** START SOURCE EXCERPT **
I remember a day very similar to this one in the soon-to-be-endearingly grimy subterranean levels of Boston’s South Station, lugging awkward suitcases, feeling my nerves, my burning naïvité, and aware that I was traveling to begin a journey. I read in capitals ALEWIFE and BRAINTREE for the first time, unaware how quickly these silly-sounding names suggestive of alehouses and arboreal cerebral cortices would become my dear friends. Patinaed with nostalgia and fondness that accrues with use and time, their entries in my mental atlas expanded beyond the simply commutative—a means for getting from A to B, or B to A; Braintree became synonymous with adventure, Alewife with home. I’m turning to a new blank page in that atlas. A, B, now followed by C.
Please mind the gap between the train and the platform.
** END SOURCE EXCERPT **
** START GIVEN RECORDS **
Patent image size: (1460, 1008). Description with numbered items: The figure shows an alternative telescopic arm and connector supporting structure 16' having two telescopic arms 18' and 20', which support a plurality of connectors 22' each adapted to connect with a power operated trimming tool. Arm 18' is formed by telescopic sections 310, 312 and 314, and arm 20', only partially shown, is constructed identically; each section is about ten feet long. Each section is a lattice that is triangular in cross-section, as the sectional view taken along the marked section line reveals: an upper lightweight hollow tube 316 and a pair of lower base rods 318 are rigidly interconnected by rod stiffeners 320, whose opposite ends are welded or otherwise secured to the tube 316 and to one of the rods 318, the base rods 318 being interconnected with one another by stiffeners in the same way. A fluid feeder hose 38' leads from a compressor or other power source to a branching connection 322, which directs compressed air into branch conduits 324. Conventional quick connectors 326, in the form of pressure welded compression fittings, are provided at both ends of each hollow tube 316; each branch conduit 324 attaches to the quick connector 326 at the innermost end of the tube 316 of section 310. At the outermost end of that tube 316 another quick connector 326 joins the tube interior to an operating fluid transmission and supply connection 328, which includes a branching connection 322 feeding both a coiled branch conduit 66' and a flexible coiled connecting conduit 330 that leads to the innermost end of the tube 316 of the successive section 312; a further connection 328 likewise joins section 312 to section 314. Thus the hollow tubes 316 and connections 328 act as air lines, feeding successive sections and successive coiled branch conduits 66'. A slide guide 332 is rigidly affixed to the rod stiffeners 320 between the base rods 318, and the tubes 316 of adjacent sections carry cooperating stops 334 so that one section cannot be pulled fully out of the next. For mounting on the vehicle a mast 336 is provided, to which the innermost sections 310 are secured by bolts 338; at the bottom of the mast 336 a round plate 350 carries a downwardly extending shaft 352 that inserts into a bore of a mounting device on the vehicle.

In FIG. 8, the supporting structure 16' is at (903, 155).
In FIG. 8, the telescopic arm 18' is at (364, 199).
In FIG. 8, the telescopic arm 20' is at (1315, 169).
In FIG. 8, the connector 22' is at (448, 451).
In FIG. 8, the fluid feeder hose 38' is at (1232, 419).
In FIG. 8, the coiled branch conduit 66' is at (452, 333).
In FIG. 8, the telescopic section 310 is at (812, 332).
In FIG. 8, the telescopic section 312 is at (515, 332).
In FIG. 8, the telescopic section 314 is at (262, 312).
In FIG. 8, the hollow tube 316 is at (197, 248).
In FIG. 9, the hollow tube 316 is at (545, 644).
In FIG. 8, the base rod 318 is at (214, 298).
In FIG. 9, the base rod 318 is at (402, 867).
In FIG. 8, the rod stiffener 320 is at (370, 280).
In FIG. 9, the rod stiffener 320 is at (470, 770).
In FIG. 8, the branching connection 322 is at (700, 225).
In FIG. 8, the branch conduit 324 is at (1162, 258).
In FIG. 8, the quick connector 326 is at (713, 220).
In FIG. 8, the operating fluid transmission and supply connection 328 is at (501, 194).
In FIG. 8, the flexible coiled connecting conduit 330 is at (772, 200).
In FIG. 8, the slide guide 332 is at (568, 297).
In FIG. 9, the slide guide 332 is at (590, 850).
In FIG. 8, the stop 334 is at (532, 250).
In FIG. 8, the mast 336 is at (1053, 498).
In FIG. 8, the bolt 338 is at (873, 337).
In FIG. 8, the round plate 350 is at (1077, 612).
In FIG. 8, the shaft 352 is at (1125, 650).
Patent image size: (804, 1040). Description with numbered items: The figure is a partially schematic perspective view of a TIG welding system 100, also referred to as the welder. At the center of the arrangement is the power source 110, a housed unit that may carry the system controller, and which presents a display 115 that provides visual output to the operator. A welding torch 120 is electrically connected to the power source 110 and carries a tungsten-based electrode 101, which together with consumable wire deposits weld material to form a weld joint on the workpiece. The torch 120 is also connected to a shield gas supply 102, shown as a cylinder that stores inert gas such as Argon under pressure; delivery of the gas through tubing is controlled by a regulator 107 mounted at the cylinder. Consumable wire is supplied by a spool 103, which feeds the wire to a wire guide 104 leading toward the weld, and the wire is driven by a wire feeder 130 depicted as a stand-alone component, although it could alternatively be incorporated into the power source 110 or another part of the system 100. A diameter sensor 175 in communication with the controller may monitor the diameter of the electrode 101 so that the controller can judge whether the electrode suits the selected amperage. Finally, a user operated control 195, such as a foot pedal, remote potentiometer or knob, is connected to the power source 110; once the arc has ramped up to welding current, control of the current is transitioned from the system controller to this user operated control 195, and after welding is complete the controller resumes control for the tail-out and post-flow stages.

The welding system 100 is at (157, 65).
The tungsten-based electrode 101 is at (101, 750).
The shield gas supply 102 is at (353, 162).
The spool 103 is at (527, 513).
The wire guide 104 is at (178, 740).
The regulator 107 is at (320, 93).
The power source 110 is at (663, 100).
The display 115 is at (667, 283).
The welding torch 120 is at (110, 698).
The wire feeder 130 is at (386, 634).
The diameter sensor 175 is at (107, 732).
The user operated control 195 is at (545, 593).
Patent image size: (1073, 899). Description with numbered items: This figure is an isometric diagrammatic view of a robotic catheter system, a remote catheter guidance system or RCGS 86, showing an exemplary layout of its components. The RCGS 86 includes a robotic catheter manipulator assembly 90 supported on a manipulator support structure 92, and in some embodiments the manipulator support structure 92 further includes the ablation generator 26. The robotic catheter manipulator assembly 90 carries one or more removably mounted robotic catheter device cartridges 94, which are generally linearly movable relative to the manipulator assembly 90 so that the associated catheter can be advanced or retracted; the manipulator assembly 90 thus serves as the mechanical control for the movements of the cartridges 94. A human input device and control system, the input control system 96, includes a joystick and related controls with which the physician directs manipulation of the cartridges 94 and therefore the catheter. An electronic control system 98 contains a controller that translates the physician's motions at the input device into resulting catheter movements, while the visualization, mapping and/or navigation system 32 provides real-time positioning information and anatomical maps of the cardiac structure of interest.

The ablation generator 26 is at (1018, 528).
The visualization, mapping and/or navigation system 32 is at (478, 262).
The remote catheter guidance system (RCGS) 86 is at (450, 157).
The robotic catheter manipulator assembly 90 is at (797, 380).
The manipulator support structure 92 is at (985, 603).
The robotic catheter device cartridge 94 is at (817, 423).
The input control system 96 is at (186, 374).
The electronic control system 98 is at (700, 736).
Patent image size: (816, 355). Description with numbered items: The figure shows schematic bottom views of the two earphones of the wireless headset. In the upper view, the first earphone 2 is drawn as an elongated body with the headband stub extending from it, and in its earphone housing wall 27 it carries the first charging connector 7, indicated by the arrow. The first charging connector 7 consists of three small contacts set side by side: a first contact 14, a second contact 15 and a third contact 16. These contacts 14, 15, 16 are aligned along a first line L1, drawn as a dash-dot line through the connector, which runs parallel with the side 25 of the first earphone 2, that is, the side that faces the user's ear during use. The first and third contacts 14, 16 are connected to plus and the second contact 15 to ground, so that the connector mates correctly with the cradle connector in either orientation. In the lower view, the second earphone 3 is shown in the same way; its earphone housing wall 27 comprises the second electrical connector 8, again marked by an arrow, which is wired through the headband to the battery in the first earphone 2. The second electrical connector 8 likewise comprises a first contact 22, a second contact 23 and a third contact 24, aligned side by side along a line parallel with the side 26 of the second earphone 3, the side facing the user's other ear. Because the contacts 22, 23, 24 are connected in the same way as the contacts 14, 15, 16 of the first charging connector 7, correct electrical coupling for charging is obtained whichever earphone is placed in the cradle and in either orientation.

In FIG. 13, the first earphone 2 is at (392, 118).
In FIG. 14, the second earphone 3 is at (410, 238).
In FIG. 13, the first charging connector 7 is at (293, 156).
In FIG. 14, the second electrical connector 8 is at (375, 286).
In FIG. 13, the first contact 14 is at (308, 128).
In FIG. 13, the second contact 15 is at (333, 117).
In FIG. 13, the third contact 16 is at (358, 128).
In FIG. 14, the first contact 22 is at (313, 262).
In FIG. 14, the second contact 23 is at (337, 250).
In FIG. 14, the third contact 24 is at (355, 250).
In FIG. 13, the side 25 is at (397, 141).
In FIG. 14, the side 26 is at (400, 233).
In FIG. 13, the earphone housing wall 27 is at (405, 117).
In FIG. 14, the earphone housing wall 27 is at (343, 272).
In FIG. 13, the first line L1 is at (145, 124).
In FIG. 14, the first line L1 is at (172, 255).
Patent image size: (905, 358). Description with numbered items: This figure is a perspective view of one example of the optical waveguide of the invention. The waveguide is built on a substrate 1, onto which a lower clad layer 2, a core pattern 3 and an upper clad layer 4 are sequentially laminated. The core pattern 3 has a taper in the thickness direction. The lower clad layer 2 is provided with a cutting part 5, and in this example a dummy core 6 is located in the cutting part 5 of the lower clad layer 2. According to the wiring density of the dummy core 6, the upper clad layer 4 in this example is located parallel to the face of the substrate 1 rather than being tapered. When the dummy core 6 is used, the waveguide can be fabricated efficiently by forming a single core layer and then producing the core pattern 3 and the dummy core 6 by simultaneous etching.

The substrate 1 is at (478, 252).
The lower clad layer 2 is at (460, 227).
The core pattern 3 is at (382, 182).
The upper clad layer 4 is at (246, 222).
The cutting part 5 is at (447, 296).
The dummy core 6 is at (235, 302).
** END GIVEN RECORDS **
TASK OBJECTIVE:
Answer these about the South Station excerpt:
1. Which two names did the writer read in capitals for the first time?
2. What did Alewife become synonymous with?
3. What does the closing line ask the reader to mind?

OUTPUT OF THE EXERCISE:
1. ALEWIFE and BRAINTREE
2. Home
3. The gap between the train and the platform